◆ Written exercise
Your task is to filter the data below down to the lines holding "card".

START Material for this exercise

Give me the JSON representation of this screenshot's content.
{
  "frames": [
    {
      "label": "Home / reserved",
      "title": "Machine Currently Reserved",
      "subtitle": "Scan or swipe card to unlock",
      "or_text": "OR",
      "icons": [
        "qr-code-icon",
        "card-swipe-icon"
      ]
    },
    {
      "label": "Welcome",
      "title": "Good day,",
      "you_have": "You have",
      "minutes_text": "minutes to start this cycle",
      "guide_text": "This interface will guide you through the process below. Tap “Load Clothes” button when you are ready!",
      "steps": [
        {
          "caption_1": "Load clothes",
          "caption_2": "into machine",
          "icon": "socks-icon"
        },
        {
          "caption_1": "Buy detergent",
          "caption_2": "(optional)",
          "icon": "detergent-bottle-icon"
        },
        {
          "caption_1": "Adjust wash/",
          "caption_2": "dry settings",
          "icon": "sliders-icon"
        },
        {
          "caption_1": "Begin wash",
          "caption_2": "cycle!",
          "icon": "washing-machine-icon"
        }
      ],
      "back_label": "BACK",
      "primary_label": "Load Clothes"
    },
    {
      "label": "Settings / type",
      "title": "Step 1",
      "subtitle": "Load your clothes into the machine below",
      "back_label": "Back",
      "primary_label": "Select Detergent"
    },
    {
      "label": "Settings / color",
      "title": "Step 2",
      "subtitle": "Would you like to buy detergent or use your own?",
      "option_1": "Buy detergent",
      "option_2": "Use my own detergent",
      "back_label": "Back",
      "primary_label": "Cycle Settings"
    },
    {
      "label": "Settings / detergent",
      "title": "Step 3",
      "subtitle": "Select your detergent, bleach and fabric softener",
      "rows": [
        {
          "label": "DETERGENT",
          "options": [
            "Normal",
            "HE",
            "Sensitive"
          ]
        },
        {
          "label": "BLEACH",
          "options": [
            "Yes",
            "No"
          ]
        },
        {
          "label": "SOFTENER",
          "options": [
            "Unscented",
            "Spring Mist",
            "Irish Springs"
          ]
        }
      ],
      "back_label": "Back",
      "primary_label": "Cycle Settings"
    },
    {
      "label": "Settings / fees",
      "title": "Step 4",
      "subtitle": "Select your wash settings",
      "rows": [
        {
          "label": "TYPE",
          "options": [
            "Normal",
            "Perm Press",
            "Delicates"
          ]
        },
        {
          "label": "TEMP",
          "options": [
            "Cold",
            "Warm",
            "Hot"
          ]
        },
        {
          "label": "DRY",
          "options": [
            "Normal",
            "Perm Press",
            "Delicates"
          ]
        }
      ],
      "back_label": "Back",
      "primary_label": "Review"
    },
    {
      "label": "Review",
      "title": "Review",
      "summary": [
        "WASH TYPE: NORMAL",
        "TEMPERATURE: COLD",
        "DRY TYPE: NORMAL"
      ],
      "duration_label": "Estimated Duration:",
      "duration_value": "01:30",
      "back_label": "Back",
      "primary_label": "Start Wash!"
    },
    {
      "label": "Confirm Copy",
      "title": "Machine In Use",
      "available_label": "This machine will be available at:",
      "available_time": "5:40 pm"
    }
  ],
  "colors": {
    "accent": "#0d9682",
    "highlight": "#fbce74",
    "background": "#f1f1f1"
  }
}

END Material for this exercise

◆ Result
      "subtitle": "Scan or swipe card to unlock",
        "card-swipe-icon"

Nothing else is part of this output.